What is required:
The entries need to be copied exactly.

_ _ _ _ _ _ _

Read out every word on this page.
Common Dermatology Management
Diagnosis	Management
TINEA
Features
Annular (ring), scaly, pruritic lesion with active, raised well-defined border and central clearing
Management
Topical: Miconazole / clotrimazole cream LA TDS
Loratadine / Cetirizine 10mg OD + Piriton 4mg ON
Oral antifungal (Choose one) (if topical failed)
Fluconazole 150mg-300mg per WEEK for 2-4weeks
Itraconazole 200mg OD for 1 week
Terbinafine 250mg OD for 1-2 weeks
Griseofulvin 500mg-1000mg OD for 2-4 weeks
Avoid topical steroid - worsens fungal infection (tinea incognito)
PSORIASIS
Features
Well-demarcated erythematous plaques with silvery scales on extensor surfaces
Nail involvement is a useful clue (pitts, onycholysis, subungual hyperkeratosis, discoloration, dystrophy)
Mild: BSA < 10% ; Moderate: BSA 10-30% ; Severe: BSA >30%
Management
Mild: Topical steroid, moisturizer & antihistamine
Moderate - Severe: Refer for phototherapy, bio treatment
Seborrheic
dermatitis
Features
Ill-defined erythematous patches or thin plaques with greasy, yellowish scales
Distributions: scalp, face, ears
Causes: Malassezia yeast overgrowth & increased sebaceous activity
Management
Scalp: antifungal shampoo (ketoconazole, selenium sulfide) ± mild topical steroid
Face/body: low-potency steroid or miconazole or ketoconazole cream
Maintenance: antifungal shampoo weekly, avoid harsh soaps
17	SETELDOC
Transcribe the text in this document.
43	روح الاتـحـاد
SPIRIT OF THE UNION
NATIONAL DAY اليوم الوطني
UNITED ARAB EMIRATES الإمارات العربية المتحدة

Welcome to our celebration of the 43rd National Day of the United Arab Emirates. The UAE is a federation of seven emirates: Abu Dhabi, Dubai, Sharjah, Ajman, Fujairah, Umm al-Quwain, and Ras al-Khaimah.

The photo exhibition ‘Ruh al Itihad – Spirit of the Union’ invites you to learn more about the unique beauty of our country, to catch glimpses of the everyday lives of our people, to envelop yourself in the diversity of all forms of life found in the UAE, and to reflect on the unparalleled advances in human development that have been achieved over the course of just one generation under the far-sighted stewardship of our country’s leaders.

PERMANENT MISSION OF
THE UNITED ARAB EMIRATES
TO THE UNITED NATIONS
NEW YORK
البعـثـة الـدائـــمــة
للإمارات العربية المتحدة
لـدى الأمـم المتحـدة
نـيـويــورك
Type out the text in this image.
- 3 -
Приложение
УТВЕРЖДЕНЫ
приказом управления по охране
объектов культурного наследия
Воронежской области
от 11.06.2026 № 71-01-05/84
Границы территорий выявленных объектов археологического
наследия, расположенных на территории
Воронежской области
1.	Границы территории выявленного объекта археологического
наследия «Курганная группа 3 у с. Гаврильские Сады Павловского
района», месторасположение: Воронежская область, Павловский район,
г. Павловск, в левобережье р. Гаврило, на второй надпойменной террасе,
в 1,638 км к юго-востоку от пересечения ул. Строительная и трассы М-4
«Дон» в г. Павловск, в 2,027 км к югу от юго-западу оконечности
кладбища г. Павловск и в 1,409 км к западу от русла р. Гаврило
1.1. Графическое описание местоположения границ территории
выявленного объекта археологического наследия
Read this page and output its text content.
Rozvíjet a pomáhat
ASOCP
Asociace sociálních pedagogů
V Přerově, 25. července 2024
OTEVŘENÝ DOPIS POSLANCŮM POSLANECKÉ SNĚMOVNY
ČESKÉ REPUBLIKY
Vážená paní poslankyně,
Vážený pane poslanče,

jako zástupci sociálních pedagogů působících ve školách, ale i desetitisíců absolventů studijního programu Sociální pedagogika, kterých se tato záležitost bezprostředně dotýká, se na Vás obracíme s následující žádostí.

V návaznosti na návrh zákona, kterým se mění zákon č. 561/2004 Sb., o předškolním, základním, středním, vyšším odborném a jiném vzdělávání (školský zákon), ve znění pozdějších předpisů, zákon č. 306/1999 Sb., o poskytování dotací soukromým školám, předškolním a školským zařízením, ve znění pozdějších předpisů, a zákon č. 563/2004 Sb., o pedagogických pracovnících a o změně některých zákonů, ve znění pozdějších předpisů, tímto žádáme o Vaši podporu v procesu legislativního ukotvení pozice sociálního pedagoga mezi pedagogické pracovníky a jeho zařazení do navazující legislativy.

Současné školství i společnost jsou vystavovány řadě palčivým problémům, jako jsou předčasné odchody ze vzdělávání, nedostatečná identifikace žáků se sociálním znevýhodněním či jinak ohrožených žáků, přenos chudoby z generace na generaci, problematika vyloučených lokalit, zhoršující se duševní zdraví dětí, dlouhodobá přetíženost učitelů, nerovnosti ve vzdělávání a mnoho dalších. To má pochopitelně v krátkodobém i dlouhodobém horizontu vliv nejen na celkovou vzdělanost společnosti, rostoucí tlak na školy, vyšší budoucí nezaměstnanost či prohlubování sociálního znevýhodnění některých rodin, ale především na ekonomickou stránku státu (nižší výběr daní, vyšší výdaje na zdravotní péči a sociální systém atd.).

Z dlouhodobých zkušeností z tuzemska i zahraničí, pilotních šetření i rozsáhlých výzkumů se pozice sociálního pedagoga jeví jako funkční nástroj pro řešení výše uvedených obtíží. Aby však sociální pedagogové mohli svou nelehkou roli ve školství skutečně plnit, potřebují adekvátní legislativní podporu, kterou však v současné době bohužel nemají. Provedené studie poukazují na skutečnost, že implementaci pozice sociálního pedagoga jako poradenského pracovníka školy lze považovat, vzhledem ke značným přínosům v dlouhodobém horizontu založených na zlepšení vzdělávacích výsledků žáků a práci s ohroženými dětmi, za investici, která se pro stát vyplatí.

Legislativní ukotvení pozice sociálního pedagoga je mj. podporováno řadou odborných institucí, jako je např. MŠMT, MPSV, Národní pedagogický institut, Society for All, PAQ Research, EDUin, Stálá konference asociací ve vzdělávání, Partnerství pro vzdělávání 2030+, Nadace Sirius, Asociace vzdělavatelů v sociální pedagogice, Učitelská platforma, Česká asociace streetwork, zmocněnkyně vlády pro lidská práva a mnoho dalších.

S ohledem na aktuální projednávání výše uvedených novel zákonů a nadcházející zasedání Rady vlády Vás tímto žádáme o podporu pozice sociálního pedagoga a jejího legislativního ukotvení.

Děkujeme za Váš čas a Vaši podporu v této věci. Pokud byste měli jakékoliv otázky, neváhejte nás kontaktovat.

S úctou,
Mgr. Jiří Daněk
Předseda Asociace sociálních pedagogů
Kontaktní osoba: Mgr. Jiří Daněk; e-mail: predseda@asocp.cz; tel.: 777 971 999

_ _ _ _ _ _ _

Answer to the task:
Read out every word on this page.
Common Dermatology Management
Diagnosis	Management
TINEA
Features
Annular (ring), scaly, pruritic lesion with active, raised well-defined border and central clearing
Management
Topical: Miconazole / clotrimazole cream LA TDS
Loratadine / Cetirizine 10mg OD + Piriton 4mg ON
Oral antifungal (Choose one) (if topical failed)
Fluconazole 150mg-300mg per WEEK for 2-4weeks
Itraconazole 200mg OD for 1 week
Terbinafine 250mg OD for 1-2 weeks
Griseofulvin 500mg-1000mg OD for 2-4 weeks
Avoid topical steroid - worsens fungal infection (tinea incognito)
PSORIASIS
Features
Well-demarcated erythematous plaques with silvery scales on extensor surfaces
Nail involvement is a useful clue (pitts, onycholysis, subungual hyperkeratosis, discoloration, dystrophy)
Mild: BSA < 10% ; Moderate: BSA 10-30% ; Severe: BSA >30%
Management
Mild: Topical steroid, moisturizer & antihistamine
Moderate - Severe: Refer for phototherapy, bio treatment
Seborrheic
dermatitis
Features
Ill-defined erythematous patches or thin plaques with greasy, yellowish scales
Distributions: scalp, face, ears
Causes: Malassezia yeast overgrowth & increased sebaceous activity
Management
Scalp: antifungal shampoo (ketoconazole, selenium sulfide) ± mild topical steroid
Face/body: low-potency steroid or miconazole or ketoconazole cream
Maintenance: antifungal shampoo weekly, avoid harsh soaps
17	SETELDOC
Transcribe the text in this document.
43	روح الاتـحـاد
SPIRIT OF THE UNION
NATIONAL DAY اليوم الوطني
UNITED ARAB EMIRATES الإمارات العربية المتحدة

Welcome to our celebration of the 43rd National Day of the United Arab Emirates. The UAE is a federation of seven emirates: Abu Dhabi, Dubai, Sharjah, Ajman, Fujairah, Umm al-Quwain, and Ras al-Khaimah.

The photo exhibition ‘Ruh al Itihad – Spirit of the Union’ invites you to learn more about the unique beauty of our country, to catch glimpses of the everyday lives of our people, to envelop yourself in the diversity of all forms of life found in the UAE, and to reflect on the unparalleled advances in human development that have been achieved over the course of just one generation under the far-sighted stewardship of our country’s leaders.

PERMANENT MISSION OF
THE UNITED ARAB EMIRATES
TO THE UNITED NATIONS
NEW YORK
البعـثـة الـدائـــمــة
للإمارات العربية المتحدة
لـدى الأمـم المتحـدة
نـيـويــورك
Type out the text in this image.
- 3 -
Приложение
УТВЕРЖДЕНЫ
приказом управления по охране
объектов культурного наследия
Воронежской области
от 11.06.2026 № 71-01-05/84
Границы территорий выявленных объектов археологического
наследия, расположенных на территории
Воронежской области
1.	Границы территории выявленного объекта археологического
наследия «Курганная группа 3 у с. Гаврильские Сады Павловского
района», месторасположение: Воронежская область, Павловский район,
г. Павловск, в левобережье р. Гаврило, на второй надпойменной террасе,
в 1,638 км к юго-востоку от пересечения ул. Строительная и трассы М-4
«Дон» в г. Павловск, в 2,027 км к югу от юго-западу оконечности
кладбища г. Павловск и в 1,409 км к западу от русла р. Гаврило
1.1. Графическое описание местоположения границ территории
выявленного объекта археологического наследия
Read this page and output its text content.
Rozvíjet a pomáhat
ASOCP
Asociace sociálních pedagogů
V Přerově, 25. července 2024
OTEVŘENÝ DOPIS POSLANCŮM POSLANECKÉ SNĚMOVNY
ČESKÉ REPUBLIKY
Vážená paní poslankyně,
Vážený pane poslanče,

jako zástupci sociálních pedagogů působících ve školách, ale i desetitisíců absolventů studijního programu Sociální pedagogika, kterých se tato záležitost bezprostředně dotýká, se na Vás obracíme s následující žádostí.

V návaznosti na návrh zákona, kterým se mění zákon č. 561/2004 Sb., o předškolním, základním, středním, vyšším odborném a jiném vzdělávání (školský zákon), ve znění pozdějších předpisů, zákon č. 306/1999 Sb., o poskytování dotací soukromým školám, předškolním a školským zařízením, ve znění pozdějších předpisů, a zákon č. 563/2004 Sb., o pedagogických pracovnících a o změně některých zákonů, ve znění pozdějších předpisů, tímto žádáme o Vaši podporu v procesu legislativního ukotvení pozice sociálního pedagoga mezi pedagogické pracovníky a jeho zařazení do navazující legislativy.

Současné školství i společnost jsou vystavovány řadě palčivým problémům, jako jsou předčasné odchody ze vzdělávání, nedostatečná identifikace žáků se sociálním znevýhodněním či jinak ohrožených žáků, přenos chudoby z generace na generaci, problematika vyloučených lokalit, zhoršující se duševní zdraví dětí, dlouhodobá přetíženost učitelů, nerovnosti ve vzdělávání a mnoho dalších. To má pochopitelně v krátkodobém i dlouhodobém horizontu vliv nejen na celkovou vzdělanost společnosti, rostoucí tlak na školy, vyšší budoucí nezaměstnanost či prohlubování sociálního znevýhodnění některých rodin, ale především na ekonomickou stránku státu (nižší výběr daní, vyšší výdaje na zdravotní péči a sociální systém atd.).

Z dlouhodobých zkušeností z tuzemska i zahraničí, pilotních šetření i rozsáhlých výzkumů se pozice sociálního pedagoga jeví jako funkční nástroj pro řešení výše uvedených obtíží. Aby však sociální pedagogové mohli svou nelehkou roli ve školství skutečně plnit, potřebují adekvátní legislativní podporu, kterou však v současné době bohužel nemají. Provedené studie poukazují na skutečnost, že implementaci pozice sociálního pedagoga jako poradenského pracovníka školy lze považovat, vzhledem ke značným přínosům v dlouhodobém horizontu založených na zlepšení vzdělávacích výsledků žáků a práci s ohroženými dětmi, za investici, která se pro stát vyplatí.

Legislativní ukotvení pozice sociálního pedagoga je mj. podporováno řadou odborných institucí, jako je např. MŠMT, MPSV, Národní pedagogický institut, Society for All, PAQ Research, EDUin, Stálá konference asociací ve vzdělávání, Partnerství pro vzdělávání 2030+, Nadace Sirius, Asociace vzdělavatelů v sociální pedagogice, Učitelská platforma, Česká asociace streetwork, zmocněnkyně vlády pro lidská práva a mnoho dalších.

S ohledem na aktuální projednávání výše uvedených novel zákonů a nadcházející zasedání Rady vlády Vás tímto žádáme o podporu pozice sociálního pedagoga a jejího legislativního ukotvení.

Děkujeme za Váš čas a Vaši podporu v této věci. Pokud byste měli jakékoliv otázky, neváhejte nás kontaktovat.

S úctou,
Mgr. Jiří Daněk
Předseda Asociace sociálních pedagogů
Kontaktní osoba: Mgr. Jiří Daněk; e-mail: predseda@asocp.cz; tel.: 777 971 999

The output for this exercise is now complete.